─── Data supplied

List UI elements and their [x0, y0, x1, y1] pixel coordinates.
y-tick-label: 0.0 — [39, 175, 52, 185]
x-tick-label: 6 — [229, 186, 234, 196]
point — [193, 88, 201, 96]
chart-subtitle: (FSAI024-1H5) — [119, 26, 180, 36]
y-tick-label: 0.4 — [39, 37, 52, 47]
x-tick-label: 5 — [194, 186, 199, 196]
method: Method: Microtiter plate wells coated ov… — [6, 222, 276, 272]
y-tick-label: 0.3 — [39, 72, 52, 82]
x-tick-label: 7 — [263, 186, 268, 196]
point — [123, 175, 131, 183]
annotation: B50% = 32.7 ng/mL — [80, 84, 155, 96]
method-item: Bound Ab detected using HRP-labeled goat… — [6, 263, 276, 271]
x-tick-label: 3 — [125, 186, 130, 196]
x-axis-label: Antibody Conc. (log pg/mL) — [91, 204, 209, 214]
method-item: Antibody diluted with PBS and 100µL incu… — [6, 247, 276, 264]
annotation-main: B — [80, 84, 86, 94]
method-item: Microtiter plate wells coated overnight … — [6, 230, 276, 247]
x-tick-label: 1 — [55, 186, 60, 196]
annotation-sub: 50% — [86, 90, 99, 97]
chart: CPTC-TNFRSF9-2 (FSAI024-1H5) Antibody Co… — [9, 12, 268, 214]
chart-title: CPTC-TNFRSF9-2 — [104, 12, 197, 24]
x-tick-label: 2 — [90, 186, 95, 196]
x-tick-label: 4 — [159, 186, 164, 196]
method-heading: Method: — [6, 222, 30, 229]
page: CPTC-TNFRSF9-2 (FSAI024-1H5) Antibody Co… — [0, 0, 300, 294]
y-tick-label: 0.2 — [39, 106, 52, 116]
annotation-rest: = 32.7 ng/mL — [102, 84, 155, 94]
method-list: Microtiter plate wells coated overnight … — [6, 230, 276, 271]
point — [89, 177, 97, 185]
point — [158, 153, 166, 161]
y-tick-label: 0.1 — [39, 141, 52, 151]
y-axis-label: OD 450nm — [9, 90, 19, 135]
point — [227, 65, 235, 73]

──────

Your response should contain each line of the entries above that holds the string "chart".

chart-subtitle: (FSAI024-1H5) — [119, 26, 180, 36]
chart: CPTC-TNFRSF9-2 (FSAI024-1H5) Antibody Co… — [9, 12, 268, 214]
chart-title: CPTC-TNFRSF9-2 — [104, 12, 197, 24]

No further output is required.